- _Data supplied_
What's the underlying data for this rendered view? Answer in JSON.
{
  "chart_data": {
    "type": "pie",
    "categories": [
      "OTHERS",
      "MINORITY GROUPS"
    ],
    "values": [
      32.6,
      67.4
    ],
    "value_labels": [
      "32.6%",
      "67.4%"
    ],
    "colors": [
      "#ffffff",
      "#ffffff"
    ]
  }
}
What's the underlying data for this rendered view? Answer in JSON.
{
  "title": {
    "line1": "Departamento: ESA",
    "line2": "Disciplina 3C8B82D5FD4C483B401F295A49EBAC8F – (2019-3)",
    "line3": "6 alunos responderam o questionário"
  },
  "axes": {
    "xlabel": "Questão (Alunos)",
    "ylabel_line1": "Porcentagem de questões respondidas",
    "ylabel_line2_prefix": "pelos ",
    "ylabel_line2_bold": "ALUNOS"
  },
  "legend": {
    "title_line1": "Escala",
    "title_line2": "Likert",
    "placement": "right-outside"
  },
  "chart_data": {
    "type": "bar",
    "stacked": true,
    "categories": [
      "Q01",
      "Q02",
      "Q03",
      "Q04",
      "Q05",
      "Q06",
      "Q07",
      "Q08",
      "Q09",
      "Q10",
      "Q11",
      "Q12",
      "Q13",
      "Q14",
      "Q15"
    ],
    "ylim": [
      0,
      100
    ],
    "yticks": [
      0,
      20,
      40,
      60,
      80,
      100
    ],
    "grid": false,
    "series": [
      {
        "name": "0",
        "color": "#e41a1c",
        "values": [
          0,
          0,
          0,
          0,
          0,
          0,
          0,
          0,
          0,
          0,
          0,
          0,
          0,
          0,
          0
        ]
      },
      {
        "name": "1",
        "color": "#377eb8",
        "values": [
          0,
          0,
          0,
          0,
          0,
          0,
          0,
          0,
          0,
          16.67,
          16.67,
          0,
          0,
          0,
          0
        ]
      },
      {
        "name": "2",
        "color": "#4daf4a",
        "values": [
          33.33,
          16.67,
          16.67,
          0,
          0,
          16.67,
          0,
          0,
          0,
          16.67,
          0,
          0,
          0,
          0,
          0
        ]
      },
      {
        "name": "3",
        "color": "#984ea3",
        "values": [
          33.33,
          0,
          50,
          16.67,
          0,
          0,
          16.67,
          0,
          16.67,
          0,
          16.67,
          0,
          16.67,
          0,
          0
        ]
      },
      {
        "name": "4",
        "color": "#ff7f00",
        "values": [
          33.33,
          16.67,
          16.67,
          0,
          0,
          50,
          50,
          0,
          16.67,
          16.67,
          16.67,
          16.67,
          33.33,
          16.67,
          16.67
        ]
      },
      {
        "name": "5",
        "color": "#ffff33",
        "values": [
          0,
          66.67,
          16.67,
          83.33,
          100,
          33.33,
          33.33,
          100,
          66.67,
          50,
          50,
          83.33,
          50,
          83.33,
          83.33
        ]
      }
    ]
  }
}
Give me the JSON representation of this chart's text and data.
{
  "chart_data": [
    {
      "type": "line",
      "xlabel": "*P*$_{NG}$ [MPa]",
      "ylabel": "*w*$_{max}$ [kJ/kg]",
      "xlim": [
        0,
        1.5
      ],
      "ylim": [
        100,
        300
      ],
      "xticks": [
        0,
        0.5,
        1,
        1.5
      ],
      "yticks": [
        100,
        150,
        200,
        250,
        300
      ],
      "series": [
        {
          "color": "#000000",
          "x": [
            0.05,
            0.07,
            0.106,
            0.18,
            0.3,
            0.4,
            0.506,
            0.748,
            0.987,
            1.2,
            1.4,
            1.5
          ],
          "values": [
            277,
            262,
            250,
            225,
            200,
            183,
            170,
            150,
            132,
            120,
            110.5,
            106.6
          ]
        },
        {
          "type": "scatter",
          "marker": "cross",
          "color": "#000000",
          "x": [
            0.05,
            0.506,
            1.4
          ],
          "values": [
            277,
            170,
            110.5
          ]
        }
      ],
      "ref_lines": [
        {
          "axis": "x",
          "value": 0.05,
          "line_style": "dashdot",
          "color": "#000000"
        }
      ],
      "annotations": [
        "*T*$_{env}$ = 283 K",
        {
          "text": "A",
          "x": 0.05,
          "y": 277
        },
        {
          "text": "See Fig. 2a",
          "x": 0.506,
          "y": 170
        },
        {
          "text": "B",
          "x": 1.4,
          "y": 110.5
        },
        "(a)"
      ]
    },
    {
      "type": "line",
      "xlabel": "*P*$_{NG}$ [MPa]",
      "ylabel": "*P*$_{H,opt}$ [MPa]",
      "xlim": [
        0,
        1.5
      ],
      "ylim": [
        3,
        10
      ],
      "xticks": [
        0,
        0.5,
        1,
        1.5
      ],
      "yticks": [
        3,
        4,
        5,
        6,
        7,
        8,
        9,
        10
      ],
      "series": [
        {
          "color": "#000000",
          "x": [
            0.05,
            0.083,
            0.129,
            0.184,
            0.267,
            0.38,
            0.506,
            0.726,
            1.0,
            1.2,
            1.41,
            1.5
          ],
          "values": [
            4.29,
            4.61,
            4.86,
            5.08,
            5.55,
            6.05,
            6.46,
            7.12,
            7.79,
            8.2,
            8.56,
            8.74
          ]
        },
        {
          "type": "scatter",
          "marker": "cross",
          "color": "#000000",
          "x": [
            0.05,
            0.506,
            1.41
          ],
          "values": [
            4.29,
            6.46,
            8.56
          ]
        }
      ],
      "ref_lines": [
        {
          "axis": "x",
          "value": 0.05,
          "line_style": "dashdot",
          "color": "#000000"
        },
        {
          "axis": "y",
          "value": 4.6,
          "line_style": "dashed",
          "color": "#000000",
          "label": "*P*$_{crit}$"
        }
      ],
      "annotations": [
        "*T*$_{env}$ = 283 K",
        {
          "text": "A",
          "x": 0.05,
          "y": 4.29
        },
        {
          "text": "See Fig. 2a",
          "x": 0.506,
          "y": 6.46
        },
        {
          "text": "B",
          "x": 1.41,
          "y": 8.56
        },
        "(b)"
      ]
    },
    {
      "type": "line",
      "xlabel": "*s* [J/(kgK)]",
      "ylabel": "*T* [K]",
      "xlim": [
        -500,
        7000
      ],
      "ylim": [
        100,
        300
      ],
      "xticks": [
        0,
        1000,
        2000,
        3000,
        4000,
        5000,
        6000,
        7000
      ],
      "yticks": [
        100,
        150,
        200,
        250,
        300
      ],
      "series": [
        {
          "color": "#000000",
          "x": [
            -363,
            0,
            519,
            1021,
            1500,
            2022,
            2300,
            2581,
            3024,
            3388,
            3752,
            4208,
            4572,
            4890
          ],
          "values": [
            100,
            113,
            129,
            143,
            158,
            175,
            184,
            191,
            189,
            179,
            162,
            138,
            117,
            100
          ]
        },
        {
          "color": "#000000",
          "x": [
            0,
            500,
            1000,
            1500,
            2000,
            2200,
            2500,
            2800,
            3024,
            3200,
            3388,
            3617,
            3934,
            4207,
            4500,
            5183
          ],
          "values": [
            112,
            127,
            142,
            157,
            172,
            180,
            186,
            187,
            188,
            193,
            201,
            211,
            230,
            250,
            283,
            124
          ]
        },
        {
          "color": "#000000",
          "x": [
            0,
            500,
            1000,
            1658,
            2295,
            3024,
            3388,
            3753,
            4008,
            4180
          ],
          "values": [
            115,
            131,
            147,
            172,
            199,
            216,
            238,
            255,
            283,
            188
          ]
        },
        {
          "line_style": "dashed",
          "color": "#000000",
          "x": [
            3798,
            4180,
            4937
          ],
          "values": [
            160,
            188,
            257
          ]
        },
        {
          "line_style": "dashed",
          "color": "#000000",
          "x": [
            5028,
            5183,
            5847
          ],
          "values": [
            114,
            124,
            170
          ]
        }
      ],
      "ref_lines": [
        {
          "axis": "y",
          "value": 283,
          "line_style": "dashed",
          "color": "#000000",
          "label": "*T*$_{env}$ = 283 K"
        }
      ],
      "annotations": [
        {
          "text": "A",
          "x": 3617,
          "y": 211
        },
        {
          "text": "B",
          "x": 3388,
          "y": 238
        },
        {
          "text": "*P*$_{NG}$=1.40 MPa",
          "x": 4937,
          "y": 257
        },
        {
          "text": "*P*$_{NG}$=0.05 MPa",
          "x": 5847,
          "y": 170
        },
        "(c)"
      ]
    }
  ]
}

- _Set problem_
Pick out lines containing the word "xlabel", each one as written.

- _Result_
    "xlabel": "Questão (Alunos)",
      "xlabel": "*P*$_{NG}$ [MPa]",
      "xlabel": "*P*$_{NG}$ [MPa]",
      "xlabel": "*s* [J/(kgK)]",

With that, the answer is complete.